▶ [Exercise details] Check each line below for the word "highlight", and copy those that have it.

Extracted data entries
☆ ☆ ☆ ☆
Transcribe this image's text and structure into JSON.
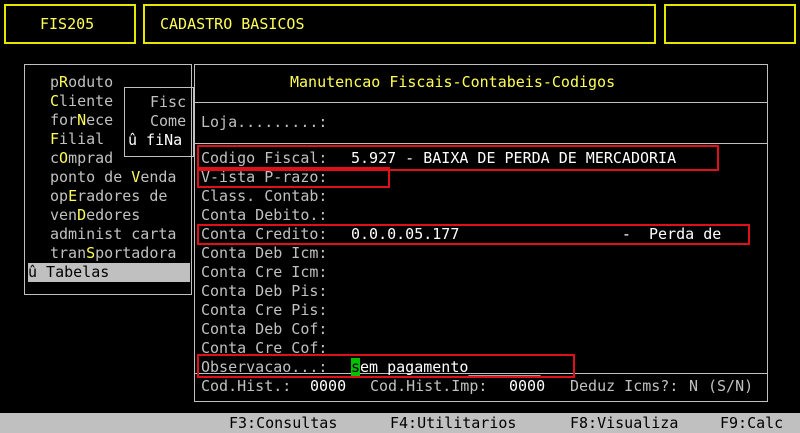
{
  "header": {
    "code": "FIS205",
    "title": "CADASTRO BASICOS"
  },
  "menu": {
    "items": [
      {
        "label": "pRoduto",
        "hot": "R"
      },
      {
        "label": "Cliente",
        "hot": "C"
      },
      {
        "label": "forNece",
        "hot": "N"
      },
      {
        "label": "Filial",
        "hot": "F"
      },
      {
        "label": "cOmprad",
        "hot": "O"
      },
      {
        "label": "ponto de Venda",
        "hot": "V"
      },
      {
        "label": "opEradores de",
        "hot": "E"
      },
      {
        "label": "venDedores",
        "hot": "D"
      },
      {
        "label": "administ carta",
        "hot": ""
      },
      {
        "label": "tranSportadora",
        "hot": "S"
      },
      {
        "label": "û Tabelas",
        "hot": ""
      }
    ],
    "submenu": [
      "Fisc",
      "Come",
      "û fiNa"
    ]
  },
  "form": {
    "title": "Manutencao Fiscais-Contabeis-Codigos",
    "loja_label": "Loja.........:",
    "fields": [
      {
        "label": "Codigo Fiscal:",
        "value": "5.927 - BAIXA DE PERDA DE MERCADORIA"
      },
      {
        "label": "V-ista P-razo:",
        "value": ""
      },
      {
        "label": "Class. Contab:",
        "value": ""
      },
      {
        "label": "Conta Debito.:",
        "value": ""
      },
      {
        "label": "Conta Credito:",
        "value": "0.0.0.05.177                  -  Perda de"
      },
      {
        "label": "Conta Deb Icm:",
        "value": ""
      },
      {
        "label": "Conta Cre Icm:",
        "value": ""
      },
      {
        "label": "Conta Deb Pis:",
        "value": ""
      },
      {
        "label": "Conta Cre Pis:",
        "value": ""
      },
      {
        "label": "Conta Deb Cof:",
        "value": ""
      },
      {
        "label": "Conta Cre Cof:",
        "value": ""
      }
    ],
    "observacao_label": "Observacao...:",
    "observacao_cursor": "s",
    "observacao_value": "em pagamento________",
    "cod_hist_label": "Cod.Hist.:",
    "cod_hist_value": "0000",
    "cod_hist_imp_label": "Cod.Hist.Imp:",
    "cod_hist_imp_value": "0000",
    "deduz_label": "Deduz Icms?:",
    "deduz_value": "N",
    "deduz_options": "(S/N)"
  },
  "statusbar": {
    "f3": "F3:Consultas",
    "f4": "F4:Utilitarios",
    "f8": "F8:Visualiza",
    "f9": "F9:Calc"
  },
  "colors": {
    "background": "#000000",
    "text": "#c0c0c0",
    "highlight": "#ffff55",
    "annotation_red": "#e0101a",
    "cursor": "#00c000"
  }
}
☆ ☆ ☆ ☆
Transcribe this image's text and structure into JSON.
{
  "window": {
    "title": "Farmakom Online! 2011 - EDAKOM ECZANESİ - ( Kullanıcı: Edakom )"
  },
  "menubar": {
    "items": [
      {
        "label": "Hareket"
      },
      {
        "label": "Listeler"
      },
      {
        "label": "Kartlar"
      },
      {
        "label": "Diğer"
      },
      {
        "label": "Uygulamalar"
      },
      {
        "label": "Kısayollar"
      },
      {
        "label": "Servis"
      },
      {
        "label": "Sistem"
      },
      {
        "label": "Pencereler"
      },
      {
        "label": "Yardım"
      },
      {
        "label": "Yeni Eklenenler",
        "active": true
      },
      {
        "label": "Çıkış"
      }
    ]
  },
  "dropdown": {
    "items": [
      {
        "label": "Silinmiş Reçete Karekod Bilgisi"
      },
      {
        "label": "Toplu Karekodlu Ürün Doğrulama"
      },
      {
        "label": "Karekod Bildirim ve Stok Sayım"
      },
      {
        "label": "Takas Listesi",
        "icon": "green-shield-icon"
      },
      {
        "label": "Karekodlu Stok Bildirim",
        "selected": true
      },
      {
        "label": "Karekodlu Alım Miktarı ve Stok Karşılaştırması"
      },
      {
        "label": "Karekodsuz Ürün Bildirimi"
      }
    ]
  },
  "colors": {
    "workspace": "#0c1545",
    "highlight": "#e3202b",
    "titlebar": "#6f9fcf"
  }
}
☆ ☆ ☆ ☆
▶ [Problem solution]
    "highlight": "#ffff55",
    "highlight": "#e3202b",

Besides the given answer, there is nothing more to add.